With nothing left out, repeat every entry exactly.

[Items from a figure collection]

====

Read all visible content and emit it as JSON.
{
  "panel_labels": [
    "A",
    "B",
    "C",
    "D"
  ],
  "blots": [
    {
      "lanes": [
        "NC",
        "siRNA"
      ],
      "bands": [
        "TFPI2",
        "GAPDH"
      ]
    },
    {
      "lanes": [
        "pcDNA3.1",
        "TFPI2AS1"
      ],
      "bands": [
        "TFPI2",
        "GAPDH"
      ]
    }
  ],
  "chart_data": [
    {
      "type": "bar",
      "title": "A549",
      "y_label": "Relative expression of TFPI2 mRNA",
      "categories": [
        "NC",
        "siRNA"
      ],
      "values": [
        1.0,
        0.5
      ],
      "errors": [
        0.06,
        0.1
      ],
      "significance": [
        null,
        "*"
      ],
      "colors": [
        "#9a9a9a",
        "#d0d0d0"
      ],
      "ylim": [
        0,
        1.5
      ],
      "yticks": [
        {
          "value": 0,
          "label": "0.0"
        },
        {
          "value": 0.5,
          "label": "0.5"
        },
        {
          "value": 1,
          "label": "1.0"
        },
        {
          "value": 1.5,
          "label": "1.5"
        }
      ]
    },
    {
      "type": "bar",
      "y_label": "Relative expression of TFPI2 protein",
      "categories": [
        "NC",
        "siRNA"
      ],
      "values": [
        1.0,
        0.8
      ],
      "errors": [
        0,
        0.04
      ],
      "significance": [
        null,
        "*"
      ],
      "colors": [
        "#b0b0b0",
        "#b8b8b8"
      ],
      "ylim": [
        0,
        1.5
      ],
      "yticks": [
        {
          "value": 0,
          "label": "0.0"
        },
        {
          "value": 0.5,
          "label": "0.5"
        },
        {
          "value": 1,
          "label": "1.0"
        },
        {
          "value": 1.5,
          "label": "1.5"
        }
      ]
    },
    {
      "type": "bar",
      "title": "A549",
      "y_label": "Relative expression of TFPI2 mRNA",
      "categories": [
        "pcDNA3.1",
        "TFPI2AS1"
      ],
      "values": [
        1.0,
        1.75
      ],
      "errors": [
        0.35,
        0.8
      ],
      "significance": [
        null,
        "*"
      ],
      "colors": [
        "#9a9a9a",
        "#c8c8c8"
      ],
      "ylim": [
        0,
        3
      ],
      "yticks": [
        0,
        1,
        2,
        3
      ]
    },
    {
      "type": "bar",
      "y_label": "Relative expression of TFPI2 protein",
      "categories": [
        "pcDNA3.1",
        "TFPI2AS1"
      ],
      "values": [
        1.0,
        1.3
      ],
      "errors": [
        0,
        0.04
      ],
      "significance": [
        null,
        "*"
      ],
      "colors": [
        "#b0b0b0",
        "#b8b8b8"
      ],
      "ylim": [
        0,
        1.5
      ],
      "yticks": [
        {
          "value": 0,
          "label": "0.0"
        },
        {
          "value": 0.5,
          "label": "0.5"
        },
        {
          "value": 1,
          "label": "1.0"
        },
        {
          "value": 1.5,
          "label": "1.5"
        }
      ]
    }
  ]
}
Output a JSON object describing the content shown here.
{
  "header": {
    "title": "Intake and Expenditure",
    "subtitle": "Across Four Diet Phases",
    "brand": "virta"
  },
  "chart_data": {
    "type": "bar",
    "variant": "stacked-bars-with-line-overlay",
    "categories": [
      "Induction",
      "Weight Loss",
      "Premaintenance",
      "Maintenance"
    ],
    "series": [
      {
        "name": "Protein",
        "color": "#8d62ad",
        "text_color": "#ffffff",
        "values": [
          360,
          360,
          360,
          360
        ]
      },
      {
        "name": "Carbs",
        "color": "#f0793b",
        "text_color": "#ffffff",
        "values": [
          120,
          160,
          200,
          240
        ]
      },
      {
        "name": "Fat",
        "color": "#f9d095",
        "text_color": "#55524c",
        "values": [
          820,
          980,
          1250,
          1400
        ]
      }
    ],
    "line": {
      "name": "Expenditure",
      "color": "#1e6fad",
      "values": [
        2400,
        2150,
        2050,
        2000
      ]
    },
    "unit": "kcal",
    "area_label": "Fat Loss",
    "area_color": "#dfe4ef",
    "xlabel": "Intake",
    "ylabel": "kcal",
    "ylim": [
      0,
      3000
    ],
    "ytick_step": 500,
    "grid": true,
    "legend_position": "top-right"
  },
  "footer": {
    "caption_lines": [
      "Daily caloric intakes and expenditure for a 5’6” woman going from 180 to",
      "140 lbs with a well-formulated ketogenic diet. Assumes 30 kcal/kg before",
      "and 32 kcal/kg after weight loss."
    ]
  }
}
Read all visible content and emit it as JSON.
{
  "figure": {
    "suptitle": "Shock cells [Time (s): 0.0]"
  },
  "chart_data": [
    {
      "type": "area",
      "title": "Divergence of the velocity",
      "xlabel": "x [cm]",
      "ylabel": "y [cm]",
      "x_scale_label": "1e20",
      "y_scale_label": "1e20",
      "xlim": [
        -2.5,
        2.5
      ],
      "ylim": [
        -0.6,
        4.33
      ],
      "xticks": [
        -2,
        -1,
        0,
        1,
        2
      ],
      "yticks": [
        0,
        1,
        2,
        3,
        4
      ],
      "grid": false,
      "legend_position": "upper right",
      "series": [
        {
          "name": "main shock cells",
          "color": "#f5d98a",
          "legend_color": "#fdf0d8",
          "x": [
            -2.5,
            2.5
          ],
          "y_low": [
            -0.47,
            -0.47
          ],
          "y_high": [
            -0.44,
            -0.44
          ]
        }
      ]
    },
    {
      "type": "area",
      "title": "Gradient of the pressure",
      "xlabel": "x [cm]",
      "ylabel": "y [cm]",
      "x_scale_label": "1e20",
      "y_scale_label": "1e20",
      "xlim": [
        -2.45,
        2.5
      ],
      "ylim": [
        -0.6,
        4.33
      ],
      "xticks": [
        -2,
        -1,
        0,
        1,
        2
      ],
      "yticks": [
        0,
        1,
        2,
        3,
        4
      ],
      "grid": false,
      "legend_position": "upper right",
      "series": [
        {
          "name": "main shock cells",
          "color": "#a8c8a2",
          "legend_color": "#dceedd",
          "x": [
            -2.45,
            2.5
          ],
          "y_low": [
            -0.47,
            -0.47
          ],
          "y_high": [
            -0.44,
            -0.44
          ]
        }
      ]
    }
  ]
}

====

Solution for this task ▸
Read all visible content and emit it as JSON.
{
  "panel_labels": [
    "A",
    "B",
    "C",
    "D"
  ],
  "blots": [
    {
      "lanes": [
        "NC",
        "siRNA"
      ],
      "bands": [
        "TFPI2",
        "GAPDH"
      ]
    },
    {
      "lanes": [
        "pcDNA3.1",
        "TFPI2AS1"
      ],
      "bands": [
        "TFPI2",
        "GAPDH"
      ]
    }
  ],
  "chart_data": [
    {
      "type": "bar",
      "title": "A549",
      "y_label": "Relative expression of TFPI2 mRNA",
      "categories": [
        "NC",
        "siRNA"
      ],
      "values": [
        1.0,
        0.5
      ],
      "errors": [
        0.06,
        0.1
      ],
      "significance": [
        null,
        "*"
      ],
      "colors": [
        "#9a9a9a",
        "#d0d0d0"
      ],
      "ylim": [
        0,
        1.5
      ],
      "yticks": [
        {
          "value": 0,
          "label": "0.0"
        },
        {
          "value": 0.5,
          "label": "0.5"
        },
        {
          "value": 1,
          "label": "1.0"
        },
        {
          "value": 1.5,
          "label": "1.5"
        }
      ]
    },
    {
      "type": "bar",
      "y_label": "Relative expression of TFPI2 protein",
      "categories": [
        "NC",
        "siRNA"
      ],
      "values": [
        1.0,
        0.8
      ],
      "errors": [
        0,
        0.04
      ],
      "significance": [
        null,
        "*"
      ],
      "colors": [
        "#b0b0b0",
        "#b8b8b8"
      ],
      "ylim": [
        0,
        1.5
      ],
      "yticks": [
        {
          "value": 0,
          "label": "0.0"
        },
        {
          "value": 0.5,
          "label": "0.5"
        },
        {
          "value": 1,
          "label": "1.0"
        },
        {
          "value": 1.5,
          "label": "1.5"
        }
      ]
    },
    {
      "type": "bar",
      "title": "A549",
      "y_label": "Relative expression of TFPI2 mRNA",
      "categories": [
        "pcDNA3.1",
        "TFPI2AS1"
      ],
      "values": [
        1.0,
        1.75
      ],
      "errors": [
        0.35,
        0.8
      ],
      "significance": [
        null,
        "*"
      ],
      "colors": [
        "#9a9a9a",
        "#c8c8c8"
      ],
      "ylim": [
        0,
        3
      ],
      "yticks": [
        0,
        1,
        2,
        3
      ]
    },
    {
      "type": "bar",
      "y_label": "Relative expression of TFPI2 protein",
      "categories": [
        "pcDNA3.1",
        "TFPI2AS1"
      ],
      "values": [
        1.0,
        1.3
      ],
      "errors": [
        0,
        0.04
      ],
      "significance": [
        null,
        "*"
      ],
      "colors": [
        "#b0b0b0",
        "#b8b8b8"
      ],
      "ylim": [
        0,
        1.5
      ],
      "yticks": [
        {
          "value": 0,
          "label": "0.0"
        },
        {
          "value": 0.5,
          "label": "0.5"
        },
        {
          "value": 1,
          "label": "1.0"
        },
        {
          "value": 1.5,
          "label": "1.5"
        }
      ]
    }
  ]
}
Output a JSON object describing the content shown here.
{
  "header": {
    "title": "Intake and Expenditure",
    "subtitle": "Across Four Diet Phases",
    "brand": "virta"
  },
  "chart_data": {
    "type": "bar",
    "variant": "stacked-bars-with-line-overlay",
    "categories": [
      "Induction",
      "Weight Loss",
      "Premaintenance",
      "Maintenance"
    ],
    "series": [
      {
        "name": "Protein",
        "color": "#8d62ad",
        "text_color": "#ffffff",
        "values": [
          360,
          360,
          360,
          360
        ]
      },
      {
        "name": "Carbs",
        "color": "#f0793b",
        "text_color": "#ffffff",
        "values": [
          120,
          160,
          200,
          240
        ]
      },
      {
        "name": "Fat",
        "color": "#f9d095",
        "text_color": "#55524c",
        "values": [
          820,
          980,
          1250,
          1400
        ]
      }
    ],
    "line": {
      "name": "Expenditure",
      "color": "#1e6fad",
      "values": [
        2400,
        2150,
        2050,
        2000
      ]
    },
    "unit": "kcal",
    "area_label": "Fat Loss",
    "area_color": "#dfe4ef",
    "xlabel": "Intake",
    "ylabel": "kcal",
    "ylim": [
      0,
      3000
    ],
    "ytick_step": 500,
    "grid": true,
    "legend_position": "top-right"
  },
  "footer": {
    "caption_lines": [
      "Daily caloric intakes and expenditure for a 5’6” woman going from 180 to",
      "140 lbs with a well-formulated ketogenic diet. Assumes 30 kcal/kg before",
      "and 32 kcal/kg after weight loss."
    ]
  }
}
Read all visible content and emit it as JSON.
{
  "figure": {
    "suptitle": "Shock cells [Time (s): 0.0]"
  },
  "chart_data": [
    {
      "type": "area",
      "title": "Divergence of the velocity",
      "xlabel": "x [cm]",
      "ylabel": "y [cm]",
      "x_scale_label": "1e20",
      "y_scale_label": "1e20",
      "xlim": [
        -2.5,
        2.5
      ],
      "ylim": [
        -0.6,
        4.33
      ],
      "xticks": [
        -2,
        -1,
        0,
        1,
        2
      ],
      "yticks": [
        0,
        1,
        2,
        3,
        4
      ],
      "grid": false,
      "legend_position": "upper right",
      "series": [
        {
          "name": "main shock cells",
          "color": "#f5d98a",
          "legend_color": "#fdf0d8",
          "x": [
            -2.5,
            2.5
          ],
          "y_low": [
            -0.47,
            -0.47
          ],
          "y_high": [
            -0.44,
            -0.44
          ]
        }
      ]
    },
    {
      "type": "area",
      "title": "Gradient of the pressure",
      "xlabel": "x [cm]",
      "ylabel": "y [cm]",
      "x_scale_label": "1e20",
      "y_scale_label": "1e20",
      "xlim": [
        -2.45,
        2.5
      ],
      "ylim": [
        -0.6,
        4.33
      ],
      "xticks": [
        -2,
        -1,
        0,
        1,
        2
      ],
      "yticks": [
        0,
        1,
        2,
        3,
        4
      ],
      "grid": false,
      "legend_position": "upper right",
      "series": [
        {
          "name": "main shock cells",
          "color": "#a8c8a2",
          "legend_color": "#dceedd",
          "x": [
            -2.45,
            2.5
          ],
          "y_low": [
            -0.47,
            -0.47
          ],
          "y_high": [
            -0.44,
            -0.44
          ]
        }
      ]
    }
  ]
}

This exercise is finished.